• [Entries shown]:

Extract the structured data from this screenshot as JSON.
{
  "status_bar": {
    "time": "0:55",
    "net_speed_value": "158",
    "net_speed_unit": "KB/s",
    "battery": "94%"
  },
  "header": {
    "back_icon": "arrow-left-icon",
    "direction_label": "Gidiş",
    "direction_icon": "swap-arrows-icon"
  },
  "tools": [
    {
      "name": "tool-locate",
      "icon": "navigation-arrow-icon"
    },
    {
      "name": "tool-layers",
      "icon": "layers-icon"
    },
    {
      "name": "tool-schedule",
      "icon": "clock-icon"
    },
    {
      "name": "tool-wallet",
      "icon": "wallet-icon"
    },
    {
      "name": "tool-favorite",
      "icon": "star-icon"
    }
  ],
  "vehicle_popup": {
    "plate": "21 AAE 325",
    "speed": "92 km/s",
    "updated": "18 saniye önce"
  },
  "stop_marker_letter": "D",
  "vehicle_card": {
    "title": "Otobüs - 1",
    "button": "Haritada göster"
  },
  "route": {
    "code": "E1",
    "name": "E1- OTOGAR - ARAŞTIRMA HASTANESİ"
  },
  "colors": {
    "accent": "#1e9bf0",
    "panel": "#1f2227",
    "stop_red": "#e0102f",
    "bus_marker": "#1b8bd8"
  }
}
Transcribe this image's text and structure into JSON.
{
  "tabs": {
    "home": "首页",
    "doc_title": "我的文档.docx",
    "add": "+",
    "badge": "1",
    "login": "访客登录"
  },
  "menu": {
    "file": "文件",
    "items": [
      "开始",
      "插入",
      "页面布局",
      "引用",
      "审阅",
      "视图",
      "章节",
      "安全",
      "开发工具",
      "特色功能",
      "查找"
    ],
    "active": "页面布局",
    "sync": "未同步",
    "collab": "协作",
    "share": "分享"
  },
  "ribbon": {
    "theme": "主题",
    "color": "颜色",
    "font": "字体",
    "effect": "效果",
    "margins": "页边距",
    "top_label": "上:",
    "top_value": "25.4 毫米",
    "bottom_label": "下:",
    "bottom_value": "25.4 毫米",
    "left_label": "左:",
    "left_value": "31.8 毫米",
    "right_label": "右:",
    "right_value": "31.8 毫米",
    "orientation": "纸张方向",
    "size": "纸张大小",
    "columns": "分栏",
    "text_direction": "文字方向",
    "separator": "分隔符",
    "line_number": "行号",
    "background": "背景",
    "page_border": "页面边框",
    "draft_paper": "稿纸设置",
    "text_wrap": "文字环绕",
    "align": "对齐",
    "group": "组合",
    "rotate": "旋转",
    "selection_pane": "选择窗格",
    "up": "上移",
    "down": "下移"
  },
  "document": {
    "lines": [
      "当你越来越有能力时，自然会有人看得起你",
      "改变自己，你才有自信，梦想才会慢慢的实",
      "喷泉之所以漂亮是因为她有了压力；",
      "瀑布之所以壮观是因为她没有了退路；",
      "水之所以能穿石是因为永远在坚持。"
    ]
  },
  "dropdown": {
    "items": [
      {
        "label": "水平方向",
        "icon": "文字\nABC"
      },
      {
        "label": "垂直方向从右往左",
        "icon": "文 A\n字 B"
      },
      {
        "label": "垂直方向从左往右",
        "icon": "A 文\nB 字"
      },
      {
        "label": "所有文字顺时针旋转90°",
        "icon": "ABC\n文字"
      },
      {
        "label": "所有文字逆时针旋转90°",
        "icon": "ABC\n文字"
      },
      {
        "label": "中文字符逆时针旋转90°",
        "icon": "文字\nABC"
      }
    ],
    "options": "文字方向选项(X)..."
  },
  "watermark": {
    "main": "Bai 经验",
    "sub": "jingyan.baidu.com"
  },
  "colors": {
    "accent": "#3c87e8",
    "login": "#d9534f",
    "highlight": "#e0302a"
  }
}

• [Direction]: Take the listing above and write it out again exactly.

• [Answer to this task]:
Extract the structured data from this screenshot as JSON.
{
  "status_bar": {
    "time": "0:55",
    "net_speed_value": "158",
    "net_speed_unit": "KB/s",
    "battery": "94%"
  },
  "header": {
    "back_icon": "arrow-left-icon",
    "direction_label": "Gidiş",
    "direction_icon": "swap-arrows-icon"
  },
  "tools": [
    {
      "name": "tool-locate",
      "icon": "navigation-arrow-icon"
    },
    {
      "name": "tool-layers",
      "icon": "layers-icon"
    },
    {
      "name": "tool-schedule",
      "icon": "clock-icon"
    },
    {
      "name": "tool-wallet",
      "icon": "wallet-icon"
    },
    {
      "name": "tool-favorite",
      "icon": "star-icon"
    }
  ],
  "vehicle_popup": {
    "plate": "21 AAE 325",
    "speed": "92 km/s",
    "updated": "18 saniye önce"
  },
  "stop_marker_letter": "D",
  "vehicle_card": {
    "title": "Otobüs - 1",
    "button": "Haritada göster"
  },
  "route": {
    "code": "E1",
    "name": "E1- OTOGAR - ARAŞTIRMA HASTANESİ"
  },
  "colors": {
    "accent": "#1e9bf0",
    "panel": "#1f2227",
    "stop_red": "#e0102f",
    "bus_marker": "#1b8bd8"
  }
}
Transcribe this image's text and structure into JSON.
{
  "tabs": {
    "home": "首页",
    "doc_title": "我的文档.docx",
    "add": "+",
    "badge": "1",
    "login": "访客登录"
  },
  "menu": {
    "file": "文件",
    "items": [
      "开始",
      "插入",
      "页面布局",
      "引用",
      "审阅",
      "视图",
      "章节",
      "安全",
      "开发工具",
      "特色功能",
      "查找"
    ],
    "active": "页面布局",
    "sync": "未同步",
    "collab": "协作",
    "share": "分享"
  },
  "ribbon": {
    "theme": "主题",
    "color": "颜色",
    "font": "字体",
    "effect": "效果",
    "margins": "页边距",
    "top_label": "上:",
    "top_value": "25.4 毫米",
    "bottom_label": "下:",
    "bottom_value": "25.4 毫米",
    "left_label": "左:",
    "left_value": "31.8 毫米",
    "right_label": "右:",
    "right_value": "31.8 毫米",
    "orientation": "纸张方向",
    "size": "纸张大小",
    "columns": "分栏",
    "text_direction": "文字方向",
    "separator": "分隔符",
    "line_number": "行号",
    "background": "背景",
    "page_border": "页面边框",
    "draft_paper": "稿纸设置",
    "text_wrap": "文字环绕",
    "align": "对齐",
    "group": "组合",
    "rotate": "旋转",
    "selection_pane": "选择窗格",
    "up": "上移",
    "down": "下移"
  },
  "document": {
    "lines": [
      "当你越来越有能力时，自然会有人看得起你",
      "改变自己，你才有自信，梦想才会慢慢的实",
      "喷泉之所以漂亮是因为她有了压力；",
      "瀑布之所以壮观是因为她没有了退路；",
      "水之所以能穿石是因为永远在坚持。"
    ]
  },
  "dropdown": {
    "items": [
      {
        "label": "水平方向",
        "icon": "文字\nABC"
      },
      {
        "label": "垂直方向从右往左",
        "icon": "文 A\n字 B"
      },
      {
        "label": "垂直方向从左往右",
        "icon": "A 文\nB 字"
      },
      {
        "label": "所有文字顺时针旋转90°",
        "icon": "ABC\n文字"
      },
      {
        "label": "所有文字逆时针旋转90°",
        "icon": "ABC\n文字"
      },
      {
        "label": "中文字符逆时针旋转90°",
        "icon": "文字\nABC"
      }
    ],
    "options": "文字方向选项(X)..."
  },
  "watermark": {
    "main": "Bai 经验",
    "sub": "jingyan.baidu.com"
  },
  "colors": {
    "accent": "#3c87e8",
    "login": "#d9534f",
    "highlight": "#e0302a"
  }
}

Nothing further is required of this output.